皆さま、この夏はどのようにお過ごしですか。

自分は、暑いの苦手、6本足の昆虫も苦手。
なので、夏は山の中のキャンプやBBQにはなるべく近づかずに済むように暮らして
きましたが、訳あって逃げ切れず、行かねばならなくなり、暗澹たる思いでした。

自分で選べるようになってからの人生で、記憶にないキャンプ。
(年老いた父母が「行きたい~っ」とせがんだため、奮発して家族で行ったグランピングは
キャンプ風味の旅行で、温泉もついてて天国でしたが、友人に言わせると1キャンプの
カウントに含まれないそうです)

行くまでは「ヒロシのぼっちキャンプ」を観ながら予習に励む日々。
いざ、当日を迎えます。

あれ、あれれれ、整備されたオートキャンプ場、木陰に張るテントやターフ、周囲には
川とか流れてて、想像してたより暑くないじゃないですか!

虫よけスプレーで不快指数がやや上がりするものの、高い杉の多い山は想像していた
炎天下の灼熱地獄などどこ吹く風で、森の恩恵に感謝です。
トトロももののけもありがとう。

中でも、夕方が迫る頃の音が忘れられません。
「これ、何の音なん?」と聞くと、「知らんの?ひぐらしやん」と驚かれました。

自分の生まれ育った場所はガチャガチャした下町で、近所の公園や街路樹の、
騒々しいセミの鳴き声しか知らずに育ったため、ひぐらしの何とも言えん鳴き声に
ちょっとしたカルチャーショックで。

さて、このひぐらし、漢字では「茅蜩」、「蜩」、「日暮」と書き、日本の固有種なんですね。
学名も「Tanna japonensis」でjapanが入ってます~、英語圏では「津波/tsunami」などと
同様に、「Higurashi」と和名で通じるそうです。

##############################

== 作業内容 ==
a - キャンプの文章によると、ひぐらしの学名は何ですか。
b - キャンプの文章を、最後の文の後から書き継いでください。
この後に続く記録は、キャンプの文章とは関係がありません。

== 記録一覧 ==
##############################

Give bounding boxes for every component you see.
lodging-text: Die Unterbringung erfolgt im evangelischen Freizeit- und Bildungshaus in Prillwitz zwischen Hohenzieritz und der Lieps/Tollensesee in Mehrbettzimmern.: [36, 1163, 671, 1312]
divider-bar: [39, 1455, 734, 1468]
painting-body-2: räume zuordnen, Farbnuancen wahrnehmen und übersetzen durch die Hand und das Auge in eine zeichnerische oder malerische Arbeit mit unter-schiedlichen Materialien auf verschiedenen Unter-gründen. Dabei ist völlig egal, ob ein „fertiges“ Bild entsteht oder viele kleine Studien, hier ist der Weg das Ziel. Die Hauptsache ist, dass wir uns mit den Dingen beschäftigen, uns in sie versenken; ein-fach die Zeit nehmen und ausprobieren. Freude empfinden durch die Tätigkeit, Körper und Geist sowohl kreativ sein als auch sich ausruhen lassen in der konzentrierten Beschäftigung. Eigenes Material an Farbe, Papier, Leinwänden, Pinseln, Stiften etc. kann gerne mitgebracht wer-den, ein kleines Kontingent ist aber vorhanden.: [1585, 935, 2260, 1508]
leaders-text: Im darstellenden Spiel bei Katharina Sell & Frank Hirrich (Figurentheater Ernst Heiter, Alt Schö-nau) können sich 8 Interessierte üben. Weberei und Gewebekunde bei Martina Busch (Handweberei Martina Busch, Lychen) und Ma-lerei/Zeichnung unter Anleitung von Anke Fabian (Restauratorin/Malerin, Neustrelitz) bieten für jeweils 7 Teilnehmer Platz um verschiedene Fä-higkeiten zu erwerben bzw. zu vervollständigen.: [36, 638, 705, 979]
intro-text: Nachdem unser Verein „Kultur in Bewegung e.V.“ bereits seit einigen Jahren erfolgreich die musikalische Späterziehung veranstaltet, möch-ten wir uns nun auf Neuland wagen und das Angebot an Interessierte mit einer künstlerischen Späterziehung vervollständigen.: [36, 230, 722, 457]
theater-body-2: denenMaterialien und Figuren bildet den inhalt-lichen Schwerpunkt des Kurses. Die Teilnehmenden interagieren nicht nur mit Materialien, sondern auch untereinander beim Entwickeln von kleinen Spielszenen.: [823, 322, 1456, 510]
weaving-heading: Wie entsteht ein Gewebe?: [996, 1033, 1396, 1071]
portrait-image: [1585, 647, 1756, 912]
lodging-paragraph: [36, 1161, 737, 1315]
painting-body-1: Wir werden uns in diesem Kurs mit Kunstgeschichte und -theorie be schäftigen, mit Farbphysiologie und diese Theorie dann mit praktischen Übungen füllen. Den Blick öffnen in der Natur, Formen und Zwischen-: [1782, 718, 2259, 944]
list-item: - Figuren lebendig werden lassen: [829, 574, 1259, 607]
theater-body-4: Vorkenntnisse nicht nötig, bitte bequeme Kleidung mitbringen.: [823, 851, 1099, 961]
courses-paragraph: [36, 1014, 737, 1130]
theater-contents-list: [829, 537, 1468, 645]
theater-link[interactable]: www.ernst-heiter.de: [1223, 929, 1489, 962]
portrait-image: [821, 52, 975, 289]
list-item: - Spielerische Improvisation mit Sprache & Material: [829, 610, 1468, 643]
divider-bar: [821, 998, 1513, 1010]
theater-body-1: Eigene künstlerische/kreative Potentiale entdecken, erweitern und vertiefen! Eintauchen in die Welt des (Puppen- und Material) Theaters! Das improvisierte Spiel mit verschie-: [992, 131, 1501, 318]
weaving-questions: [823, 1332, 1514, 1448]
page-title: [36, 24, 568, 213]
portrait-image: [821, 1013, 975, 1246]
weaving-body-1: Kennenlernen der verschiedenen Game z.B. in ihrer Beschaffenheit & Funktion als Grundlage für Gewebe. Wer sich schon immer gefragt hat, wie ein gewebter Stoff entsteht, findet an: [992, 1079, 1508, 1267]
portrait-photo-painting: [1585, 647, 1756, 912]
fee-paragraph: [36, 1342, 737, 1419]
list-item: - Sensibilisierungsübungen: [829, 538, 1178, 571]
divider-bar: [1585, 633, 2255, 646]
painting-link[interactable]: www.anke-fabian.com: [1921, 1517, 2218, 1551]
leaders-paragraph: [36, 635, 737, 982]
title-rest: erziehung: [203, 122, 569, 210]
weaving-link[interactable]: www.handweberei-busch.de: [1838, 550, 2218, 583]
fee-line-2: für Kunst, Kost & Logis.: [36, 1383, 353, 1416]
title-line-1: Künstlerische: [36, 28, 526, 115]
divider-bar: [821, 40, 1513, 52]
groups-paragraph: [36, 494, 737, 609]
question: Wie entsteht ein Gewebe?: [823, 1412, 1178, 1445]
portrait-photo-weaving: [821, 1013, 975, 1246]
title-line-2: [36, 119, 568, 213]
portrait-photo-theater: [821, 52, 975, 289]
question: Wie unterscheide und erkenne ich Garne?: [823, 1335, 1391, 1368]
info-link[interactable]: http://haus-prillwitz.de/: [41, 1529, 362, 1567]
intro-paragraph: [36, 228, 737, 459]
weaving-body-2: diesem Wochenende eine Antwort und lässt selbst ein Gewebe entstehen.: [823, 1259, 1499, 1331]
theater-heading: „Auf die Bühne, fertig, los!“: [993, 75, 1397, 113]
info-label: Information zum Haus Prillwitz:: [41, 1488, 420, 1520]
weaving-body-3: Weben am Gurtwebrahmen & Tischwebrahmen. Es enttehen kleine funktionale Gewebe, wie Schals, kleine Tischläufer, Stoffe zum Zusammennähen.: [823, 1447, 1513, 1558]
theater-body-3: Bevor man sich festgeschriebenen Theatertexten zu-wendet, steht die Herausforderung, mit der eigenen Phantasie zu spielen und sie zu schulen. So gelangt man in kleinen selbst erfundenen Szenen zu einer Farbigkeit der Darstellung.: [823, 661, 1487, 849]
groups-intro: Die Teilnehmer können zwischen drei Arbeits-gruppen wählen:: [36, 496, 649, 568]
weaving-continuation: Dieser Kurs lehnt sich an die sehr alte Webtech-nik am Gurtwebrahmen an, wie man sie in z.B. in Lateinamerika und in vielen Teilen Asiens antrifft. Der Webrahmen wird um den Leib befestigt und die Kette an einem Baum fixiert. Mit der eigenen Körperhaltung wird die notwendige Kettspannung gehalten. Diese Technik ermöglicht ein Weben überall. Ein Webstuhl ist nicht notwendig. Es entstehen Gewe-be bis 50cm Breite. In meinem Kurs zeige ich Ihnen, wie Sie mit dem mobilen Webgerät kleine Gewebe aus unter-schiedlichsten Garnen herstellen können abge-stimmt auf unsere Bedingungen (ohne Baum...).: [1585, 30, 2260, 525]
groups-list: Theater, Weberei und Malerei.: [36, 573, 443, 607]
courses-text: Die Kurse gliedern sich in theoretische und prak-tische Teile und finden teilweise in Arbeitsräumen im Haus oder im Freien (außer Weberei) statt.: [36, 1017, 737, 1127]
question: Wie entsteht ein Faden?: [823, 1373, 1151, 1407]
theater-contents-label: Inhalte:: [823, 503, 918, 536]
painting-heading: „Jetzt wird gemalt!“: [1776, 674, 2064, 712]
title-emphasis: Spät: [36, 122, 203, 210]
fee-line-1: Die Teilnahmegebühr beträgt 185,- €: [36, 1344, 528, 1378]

##############################

== 解答 ==
a - Tanna japonensis

b -
「日暮」の名のとおり、うす暗い朝夕や曇り空のときに鳴くことでも有名で、
俳句ではセミ=「夏」の季語なのに、ひぐらし=「秋」の季語になってるくらいだから、
きっと自由できままな虫なんでしょうね。

だって、宵越しの金を持たない、その日暮しでしょ?
・・・お後がよろしいようで


「その日暮らし(ひぐらし)」からの脱却:企業が山(リスク)に挑むための予備費戦略
 
 苦手だと思い込んでいた場所も、事前の予習(シミュレーション)と適切な
 環境選びがあれば、想像以上の恩恵をもたらしてくれます。
 一方で、情緒ある鳴き声の「ひぐらし」ですが、ビジネスにおいて「その日
 暮らし」の財務体質は致命傷になりかねません。
 企業の持続可能性を高める3つのポイント。


1. 「食わず嫌い」の市場にこそ、新ブルーオーシャンがある
  「虫も暑さも苦手」と避けていたキャンプ場が実は快適だったように、企業も
  「自社には無理」・「リスクが高そう」と避けていた新規事業やデジタル化(DX)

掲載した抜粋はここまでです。